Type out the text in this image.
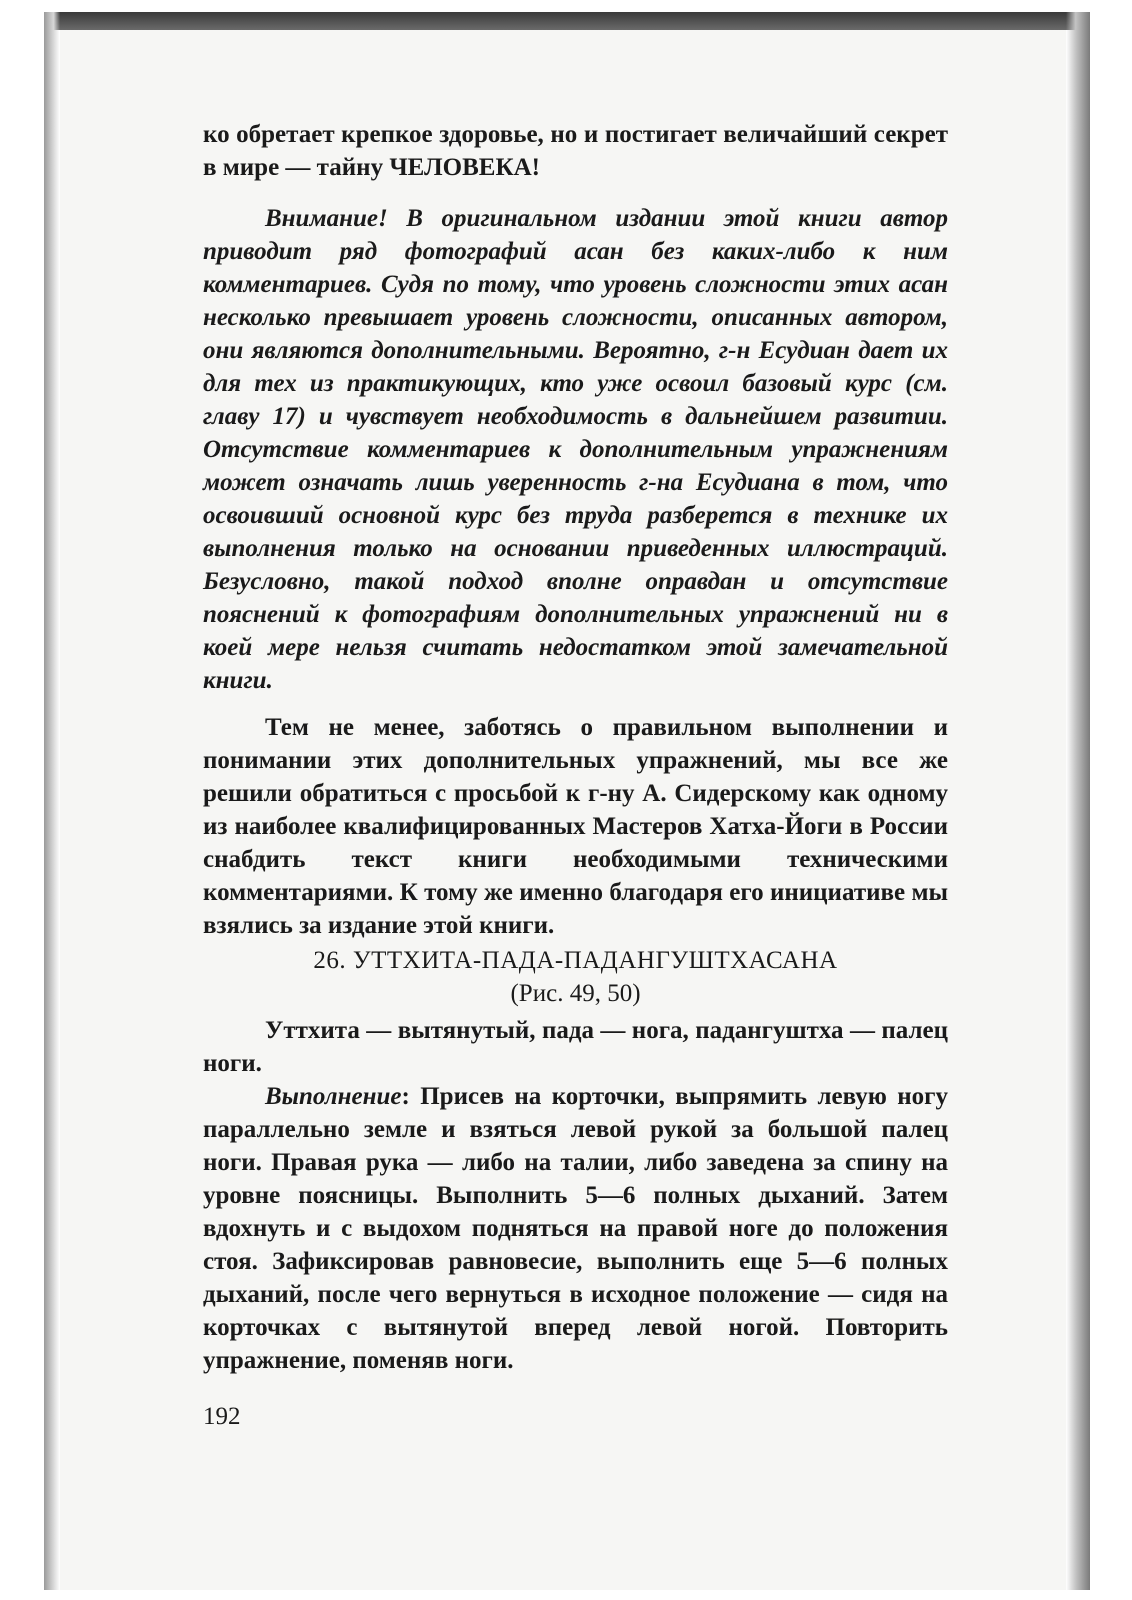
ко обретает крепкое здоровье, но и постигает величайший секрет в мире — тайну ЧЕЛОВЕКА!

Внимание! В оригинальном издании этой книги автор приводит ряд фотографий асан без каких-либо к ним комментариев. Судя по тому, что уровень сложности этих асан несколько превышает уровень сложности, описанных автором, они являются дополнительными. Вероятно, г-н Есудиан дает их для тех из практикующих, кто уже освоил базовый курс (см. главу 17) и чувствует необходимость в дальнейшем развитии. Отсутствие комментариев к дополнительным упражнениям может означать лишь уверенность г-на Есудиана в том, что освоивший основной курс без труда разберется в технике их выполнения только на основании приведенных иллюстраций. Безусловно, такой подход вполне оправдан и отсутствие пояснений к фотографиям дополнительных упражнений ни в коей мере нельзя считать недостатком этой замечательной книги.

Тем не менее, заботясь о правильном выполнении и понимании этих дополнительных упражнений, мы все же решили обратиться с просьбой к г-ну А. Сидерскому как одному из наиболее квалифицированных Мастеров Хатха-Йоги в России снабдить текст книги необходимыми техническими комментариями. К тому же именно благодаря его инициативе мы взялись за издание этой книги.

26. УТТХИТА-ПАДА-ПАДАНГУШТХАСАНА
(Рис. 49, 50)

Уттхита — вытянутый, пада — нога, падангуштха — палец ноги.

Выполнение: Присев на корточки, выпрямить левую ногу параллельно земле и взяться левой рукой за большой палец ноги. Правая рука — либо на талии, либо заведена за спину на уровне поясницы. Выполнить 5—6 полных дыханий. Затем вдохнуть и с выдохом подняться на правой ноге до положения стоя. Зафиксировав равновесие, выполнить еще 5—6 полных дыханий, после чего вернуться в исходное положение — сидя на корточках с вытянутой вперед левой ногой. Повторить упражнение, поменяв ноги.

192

* * *

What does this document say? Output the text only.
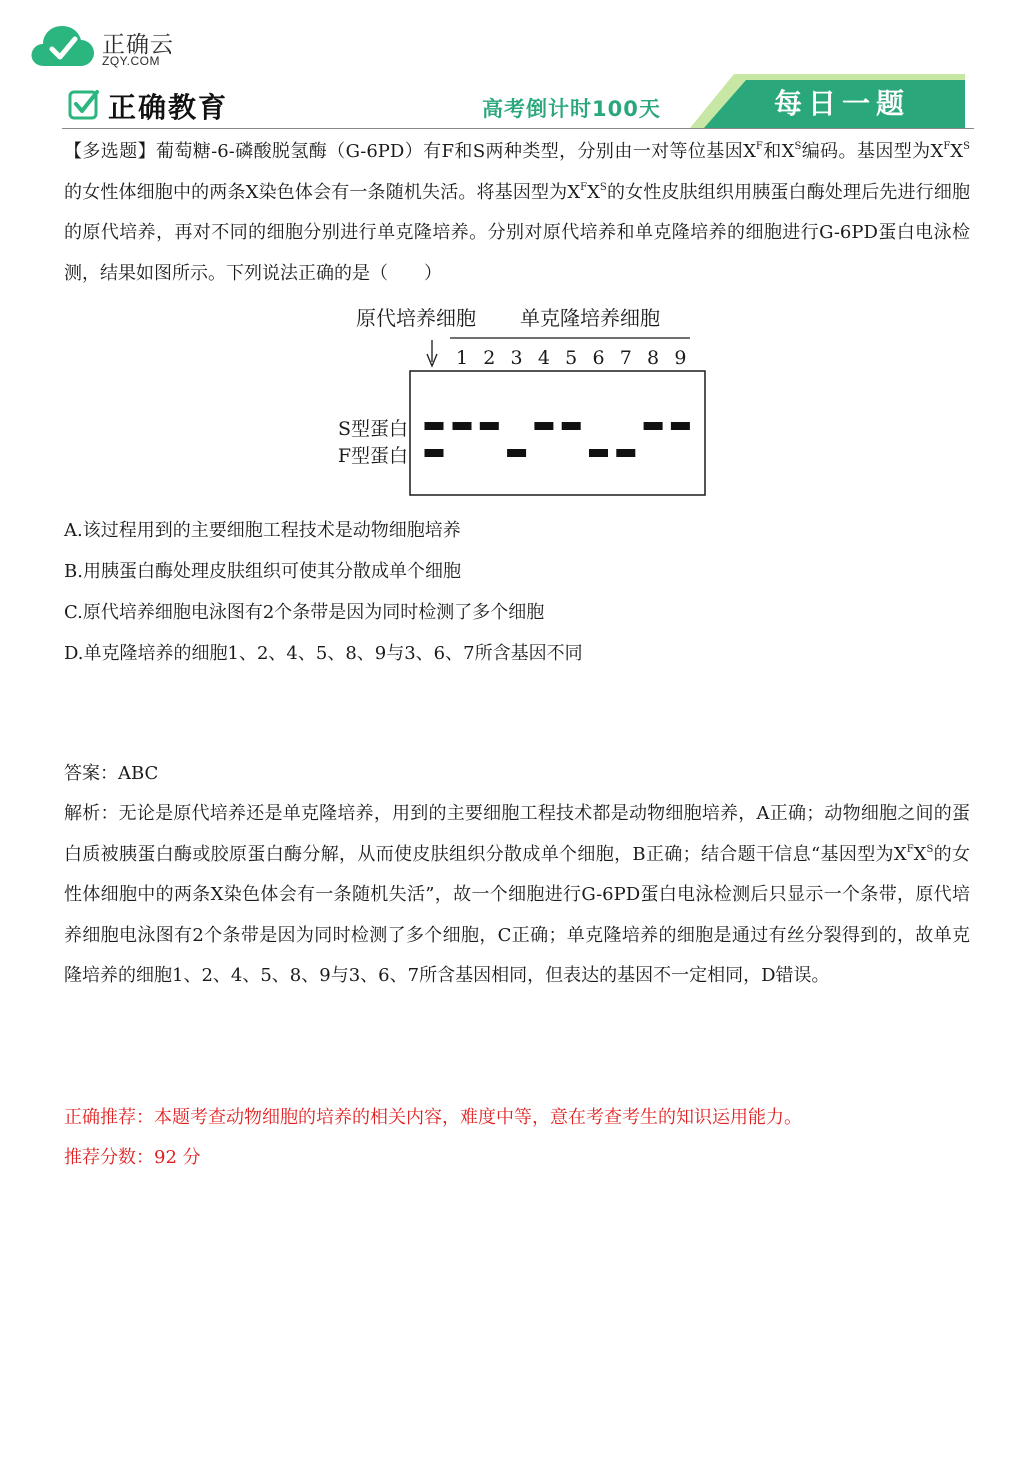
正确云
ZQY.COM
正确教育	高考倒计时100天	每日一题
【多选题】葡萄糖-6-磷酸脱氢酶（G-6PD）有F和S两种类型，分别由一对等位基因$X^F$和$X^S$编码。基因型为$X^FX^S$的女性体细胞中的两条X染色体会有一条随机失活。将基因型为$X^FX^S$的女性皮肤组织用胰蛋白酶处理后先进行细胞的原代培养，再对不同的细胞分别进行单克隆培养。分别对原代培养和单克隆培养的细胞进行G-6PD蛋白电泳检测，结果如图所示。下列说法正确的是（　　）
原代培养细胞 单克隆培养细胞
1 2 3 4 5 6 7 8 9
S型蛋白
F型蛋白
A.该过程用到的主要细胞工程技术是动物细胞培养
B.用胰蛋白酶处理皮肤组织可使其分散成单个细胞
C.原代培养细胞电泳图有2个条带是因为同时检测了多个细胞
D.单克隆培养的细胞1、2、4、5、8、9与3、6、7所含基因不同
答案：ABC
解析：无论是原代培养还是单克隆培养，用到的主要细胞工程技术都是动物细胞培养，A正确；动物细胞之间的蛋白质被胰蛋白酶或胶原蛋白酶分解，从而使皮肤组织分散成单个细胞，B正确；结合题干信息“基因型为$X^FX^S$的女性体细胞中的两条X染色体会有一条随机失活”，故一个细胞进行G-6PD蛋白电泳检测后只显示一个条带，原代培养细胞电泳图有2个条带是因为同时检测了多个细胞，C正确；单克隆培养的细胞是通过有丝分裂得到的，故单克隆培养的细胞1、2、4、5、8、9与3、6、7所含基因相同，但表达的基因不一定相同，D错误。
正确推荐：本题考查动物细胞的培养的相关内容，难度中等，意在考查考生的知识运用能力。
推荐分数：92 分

> [The exercise] Check each line of the entries above, and show every one holding the word "this".

> [The reply]
Type out the text in this image.
What does this document say? Output the text only.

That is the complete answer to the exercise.